→ **Request**
Retype everything in the listing, leaving each line exactly as it is.

→ **Raw records**
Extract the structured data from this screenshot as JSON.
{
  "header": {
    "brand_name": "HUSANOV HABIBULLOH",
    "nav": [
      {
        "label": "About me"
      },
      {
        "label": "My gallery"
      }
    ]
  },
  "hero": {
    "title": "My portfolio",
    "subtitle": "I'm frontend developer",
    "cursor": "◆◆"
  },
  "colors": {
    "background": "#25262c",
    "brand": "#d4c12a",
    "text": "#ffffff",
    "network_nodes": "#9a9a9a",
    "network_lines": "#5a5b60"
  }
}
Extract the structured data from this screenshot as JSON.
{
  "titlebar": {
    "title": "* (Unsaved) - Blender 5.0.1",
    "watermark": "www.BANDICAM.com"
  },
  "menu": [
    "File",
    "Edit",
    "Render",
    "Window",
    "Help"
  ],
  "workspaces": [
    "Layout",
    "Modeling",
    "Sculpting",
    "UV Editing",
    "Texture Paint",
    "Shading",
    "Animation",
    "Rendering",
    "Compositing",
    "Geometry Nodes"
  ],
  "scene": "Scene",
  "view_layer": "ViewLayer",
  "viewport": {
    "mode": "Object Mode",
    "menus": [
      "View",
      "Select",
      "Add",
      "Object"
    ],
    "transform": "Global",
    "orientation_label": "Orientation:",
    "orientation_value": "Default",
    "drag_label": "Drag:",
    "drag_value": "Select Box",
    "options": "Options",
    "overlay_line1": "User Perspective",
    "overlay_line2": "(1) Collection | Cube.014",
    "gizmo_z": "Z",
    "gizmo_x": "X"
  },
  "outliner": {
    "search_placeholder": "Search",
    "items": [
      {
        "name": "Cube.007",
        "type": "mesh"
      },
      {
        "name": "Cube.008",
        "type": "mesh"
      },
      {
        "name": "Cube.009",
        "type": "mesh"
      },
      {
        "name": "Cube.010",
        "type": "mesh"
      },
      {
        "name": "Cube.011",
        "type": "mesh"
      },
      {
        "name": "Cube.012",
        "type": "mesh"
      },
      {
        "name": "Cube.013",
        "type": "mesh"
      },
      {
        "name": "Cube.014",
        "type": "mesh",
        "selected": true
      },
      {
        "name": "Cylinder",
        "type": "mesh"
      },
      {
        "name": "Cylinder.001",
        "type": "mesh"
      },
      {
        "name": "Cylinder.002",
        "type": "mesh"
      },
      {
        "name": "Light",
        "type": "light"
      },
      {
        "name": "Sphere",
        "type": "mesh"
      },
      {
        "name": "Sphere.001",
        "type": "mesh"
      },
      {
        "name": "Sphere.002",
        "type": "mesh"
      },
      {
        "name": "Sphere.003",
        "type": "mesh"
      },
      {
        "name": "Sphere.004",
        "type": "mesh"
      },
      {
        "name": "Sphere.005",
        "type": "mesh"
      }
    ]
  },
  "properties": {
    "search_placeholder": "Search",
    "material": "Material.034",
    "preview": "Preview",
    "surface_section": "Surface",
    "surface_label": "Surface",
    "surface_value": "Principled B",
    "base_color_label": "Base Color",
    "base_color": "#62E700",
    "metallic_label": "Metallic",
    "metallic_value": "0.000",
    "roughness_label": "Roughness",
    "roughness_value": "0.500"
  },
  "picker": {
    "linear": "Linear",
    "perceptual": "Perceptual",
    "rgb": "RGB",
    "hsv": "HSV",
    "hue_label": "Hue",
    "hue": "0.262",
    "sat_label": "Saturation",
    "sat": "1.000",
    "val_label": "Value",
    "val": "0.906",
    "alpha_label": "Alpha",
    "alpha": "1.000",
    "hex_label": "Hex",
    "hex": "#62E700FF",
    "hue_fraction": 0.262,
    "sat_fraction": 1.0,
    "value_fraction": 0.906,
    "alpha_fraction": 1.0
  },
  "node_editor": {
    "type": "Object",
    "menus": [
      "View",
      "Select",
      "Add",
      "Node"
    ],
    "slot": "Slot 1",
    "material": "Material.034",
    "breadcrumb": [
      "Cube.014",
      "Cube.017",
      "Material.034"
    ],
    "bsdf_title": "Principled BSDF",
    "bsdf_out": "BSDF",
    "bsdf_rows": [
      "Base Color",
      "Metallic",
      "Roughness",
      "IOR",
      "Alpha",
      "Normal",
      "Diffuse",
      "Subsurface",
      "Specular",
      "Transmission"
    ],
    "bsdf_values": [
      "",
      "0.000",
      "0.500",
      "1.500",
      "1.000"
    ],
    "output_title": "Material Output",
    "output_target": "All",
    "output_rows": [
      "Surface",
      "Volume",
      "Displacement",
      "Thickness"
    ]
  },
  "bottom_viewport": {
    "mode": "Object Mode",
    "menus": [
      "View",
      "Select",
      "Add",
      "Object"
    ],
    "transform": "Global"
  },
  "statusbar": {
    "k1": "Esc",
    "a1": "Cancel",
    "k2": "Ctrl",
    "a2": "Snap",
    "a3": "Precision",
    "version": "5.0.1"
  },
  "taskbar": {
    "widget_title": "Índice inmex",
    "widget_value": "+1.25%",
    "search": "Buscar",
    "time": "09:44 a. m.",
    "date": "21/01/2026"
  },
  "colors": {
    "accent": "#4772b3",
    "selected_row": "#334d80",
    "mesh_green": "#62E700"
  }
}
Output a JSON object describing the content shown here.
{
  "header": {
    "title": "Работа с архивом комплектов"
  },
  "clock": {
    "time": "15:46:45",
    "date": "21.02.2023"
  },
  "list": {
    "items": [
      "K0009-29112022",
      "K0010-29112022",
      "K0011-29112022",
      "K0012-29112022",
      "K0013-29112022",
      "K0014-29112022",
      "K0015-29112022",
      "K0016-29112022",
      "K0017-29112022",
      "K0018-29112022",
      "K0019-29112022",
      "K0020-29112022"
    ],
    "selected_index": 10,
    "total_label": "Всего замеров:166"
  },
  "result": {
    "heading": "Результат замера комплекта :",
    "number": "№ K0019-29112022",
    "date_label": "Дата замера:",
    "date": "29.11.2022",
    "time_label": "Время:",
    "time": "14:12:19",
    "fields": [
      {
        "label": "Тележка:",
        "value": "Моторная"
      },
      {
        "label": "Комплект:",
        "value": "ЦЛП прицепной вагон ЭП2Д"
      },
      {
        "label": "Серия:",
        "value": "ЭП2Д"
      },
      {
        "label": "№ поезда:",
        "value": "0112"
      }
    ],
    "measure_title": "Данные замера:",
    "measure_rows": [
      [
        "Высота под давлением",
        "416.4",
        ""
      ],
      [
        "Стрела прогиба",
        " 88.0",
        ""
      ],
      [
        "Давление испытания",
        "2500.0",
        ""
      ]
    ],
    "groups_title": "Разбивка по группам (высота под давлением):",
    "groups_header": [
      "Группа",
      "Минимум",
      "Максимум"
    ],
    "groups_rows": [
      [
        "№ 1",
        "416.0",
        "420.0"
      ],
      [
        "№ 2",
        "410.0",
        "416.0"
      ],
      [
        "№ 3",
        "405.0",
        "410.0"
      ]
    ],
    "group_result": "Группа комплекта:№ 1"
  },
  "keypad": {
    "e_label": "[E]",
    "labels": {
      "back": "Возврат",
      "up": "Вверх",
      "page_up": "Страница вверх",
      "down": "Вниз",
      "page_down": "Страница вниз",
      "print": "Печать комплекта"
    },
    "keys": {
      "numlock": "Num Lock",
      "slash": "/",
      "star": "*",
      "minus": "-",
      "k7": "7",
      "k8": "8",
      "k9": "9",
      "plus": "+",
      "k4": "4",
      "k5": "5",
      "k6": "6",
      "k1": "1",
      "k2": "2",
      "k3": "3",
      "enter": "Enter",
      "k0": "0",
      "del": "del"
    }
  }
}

→ **Response to the exercise**
Extract the structured data from this screenshot as JSON.
{
  "header": {
    "brand_name": "HUSANOV HABIBULLOH",
    "nav": [
      {
        "label": "About me"
      },
      {
        "label": "My gallery"
      }
    ]
  },
  "hero": {
    "title": "My portfolio",
    "subtitle": "I'm frontend developer",
    "cursor": "◆◆"
  },
  "colors": {
    "background": "#25262c",
    "brand": "#d4c12a",
    "text": "#ffffff",
    "network_nodes": "#9a9a9a",
    "network_lines": "#5a5b60"
  }
}
Extract the structured data from this screenshot as JSON.
{
  "titlebar": {
    "title": "* (Unsaved) - Blender 5.0.1",
    "watermark": "www.BANDICAM.com"
  },
  "menu": [
    "File",
    "Edit",
    "Render",
    "Window",
    "Help"
  ],
  "workspaces": [
    "Layout",
    "Modeling",
    "Sculpting",
    "UV Editing",
    "Texture Paint",
    "Shading",
    "Animation",
    "Rendering",
    "Compositing",
    "Geometry Nodes"
  ],
  "scene": "Scene",
  "view_layer": "ViewLayer",
  "viewport": {
    "mode": "Object Mode",
    "menus": [
      "View",
      "Select",
      "Add",
      "Object"
    ],
    "transform": "Global",
    "orientation_label": "Orientation:",
    "orientation_value": "Default",
    "drag_label": "Drag:",
    "drag_value": "Select Box",
    "options": "Options",
    "overlay_line1": "User Perspective",
    "overlay_line2": "(1) Collection | Cube.014",
    "gizmo_z": "Z",
    "gizmo_x": "X"
  },
  "outliner": {
    "search_placeholder": "Search",
    "items": [
      {
        "name": "Cube.007",
        "type": "mesh"
      },
      {
        "name": "Cube.008",
        "type": "mesh"
      },
      {
        "name": "Cube.009",
        "type": "mesh"
      },
      {
        "name": "Cube.010",
        "type": "mesh"
      },
      {
        "name": "Cube.011",
        "type": "mesh"
      },
      {
        "name": "Cube.012",
        "type": "mesh"
      },
      {
        "name": "Cube.013",
        "type": "mesh"
      },
      {
        "name": "Cube.014",
        "type": "mesh",
        "selected": true
      },
      {
        "name": "Cylinder",
        "type": "mesh"
      },
      {
        "name": "Cylinder.001",
        "type": "mesh"
      },
      {
        "name": "Cylinder.002",
        "type": "mesh"
      },
      {
        "name": "Light",
        "type": "light"
      },
      {
        "name": "Sphere",
        "type": "mesh"
      },
      {
        "name": "Sphere.001",
        "type": "mesh"
      },
      {
        "name": "Sphere.002",
        "type": "mesh"
      },
      {
        "name": "Sphere.003",
        "type": "mesh"
      },
      {
        "name": "Sphere.004",
        "type": "mesh"
      },
      {
        "name": "Sphere.005",
        "type": "mesh"
      }
    ]
  },
  "properties": {
    "search_placeholder": "Search",
    "material": "Material.034",
    "preview": "Preview",
    "surface_section": "Surface",
    "surface_label": "Surface",
    "surface_value": "Principled B",
    "base_color_label": "Base Color",
    "base_color": "#62E700",
    "metallic_label": "Metallic",
    "metallic_value": "0.000",
    "roughness_label": "Roughness",
    "roughness_value": "0.500"
  },
  "picker": {
    "linear": "Linear",
    "perceptual": "Perceptual",
    "rgb": "RGB",
    "hsv": "HSV",
    "hue_label": "Hue",
    "hue": "0.262",
    "sat_label": "Saturation",
    "sat": "1.000",
    "val_label": "Value",
    "val": "0.906",
    "alpha_label": "Alpha",
    "alpha": "1.000",
    "hex_label": "Hex",
    "hex": "#62E700FF",
    "hue_fraction": 0.262,
    "sat_fraction": 1.0,
    "value_fraction": 0.906,
    "alpha_fraction": 1.0
  },
  "node_editor": {
    "type": "Object",
    "menus": [
      "View",
      "Select",
      "Add",
      "Node"
    ],
    "slot": "Slot 1",
    "material": "Material.034",
    "breadcrumb": [
      "Cube.014",
      "Cube.017",
      "Material.034"
    ],
    "bsdf_title": "Principled BSDF",
    "bsdf_out": "BSDF",
    "bsdf_rows": [
      "Base Color",
      "Metallic",
      "Roughness",
      "IOR",
      "Alpha",
      "Normal",
      "Diffuse",
      "Subsurface",
      "Specular",
      "Transmission"
    ],
    "bsdf_values": [
      "",
      "0.000",
      "0.500",
      "1.500",
      "1.000"
    ],
    "output_title": "Material Output",
    "output_target": "All",
    "output_rows": [
      "Surface",
      "Volume",
      "Displacement",
      "Thickness"
    ]
  },
  "bottom_viewport": {
    "mode": "Object Mode",
    "menus": [
      "View",
      "Select",
      "Add",
      "Object"
    ],
    "transform": "Global"
  },
  "statusbar": {
    "k1": "Esc",
    "a1": "Cancel",
    "k2": "Ctrl",
    "a2": "Snap",
    "a3": "Precision",
    "version": "5.0.1"
  },
  "taskbar": {
    "widget_title": "Índice inmex",
    "widget_value": "+1.25%",
    "search": "Buscar",
    "time": "09:44 a. m.",
    "date": "21/01/2026"
  },
  "colors": {
    "accent": "#4772b3",
    "selected_row": "#334d80",
    "mesh_green": "#62E700"
  }
}
Output a JSON object describing the content shown here.
{
  "header": {
    "title": "Работа с архивом комплектов"
  },
  "clock": {
    "time": "15:46:45",
    "date": "21.02.2023"
  },
  "list": {
    "items": [
      "K0009-29112022",
      "K0010-29112022",
      "K0011-29112022",
      "K0012-29112022",
      "K0013-29112022",
      "K0014-29112022",
      "K0015-29112022",
      "K0016-29112022",
      "K0017-29112022",
      "K0018-29112022",
      "K0019-29112022",
      "K0020-29112022"
    ],
    "selected_index": 10,
    "total_label": "Всего замеров:166"
  },
  "result": {
    "heading": "Результат замера комплекта :",
    "number": "№ K0019-29112022",
    "date_label": "Дата замера:",
    "date": "29.11.2022",
    "time_label": "Время:",
    "time": "14:12:19",
    "fields": [
      {
        "label": "Тележка:",
        "value": "Моторная"
      },
      {
        "label": "Комплект:",
        "value": "ЦЛП прицепной вагон ЭП2Д"
      },
      {
        "label": "Серия:",
        "value": "ЭП2Д"
      },
      {
        "label": "№ поезда:",
        "value": "0112"
      }
    ],
    "measure_title": "Данные замера:",
    "measure_rows": [
      [
        "Высота под давлением",
        "416.4",
        ""
      ],
      [
        "Стрела прогиба",
        " 88.0",
        ""
      ],
      [
        "Давление испытания",
        "2500.0",
        ""
      ]
    ],
    "groups_title": "Разбивка по группам (высота под давлением):",
    "groups_header": [
      "Группа",
      "Минимум",
      "Максимум"
    ],
    "groups_rows": [
      [
        "№ 1",
        "416.0",
        "420.0"
      ],
      [
        "№ 2",
        "410.0",
        "416.0"
      ],
      [
        "№ 3",
        "405.0",
        "410.0"
      ]
    ],
    "group_result": "Группа комплекта:№ 1"
  },
  "keypad": {
    "e_label": "[E]",
    "labels": {
      "back": "Возврат",
      "up": "Вверх",
      "page_up": "Страница вверх",
      "down": "Вниз",
      "page_down": "Страница вниз",
      "print": "Печать комплекта"
    },
    "keys": {
      "numlock": "Num Lock",
      "slash": "/",
      "star": "*",
      "minus": "-",
      "k7": "7",
      "k8": "8",
      "k9": "9",
      "plus": "+",
      "k4": "4",
      "k5": "5",
      "k6": "6",
      "k1": "1",
      "k2": "2",
      "k3": "3",
      "enter": "Enter",
      "k0": "0",
      "del": "del"
    }
  }
}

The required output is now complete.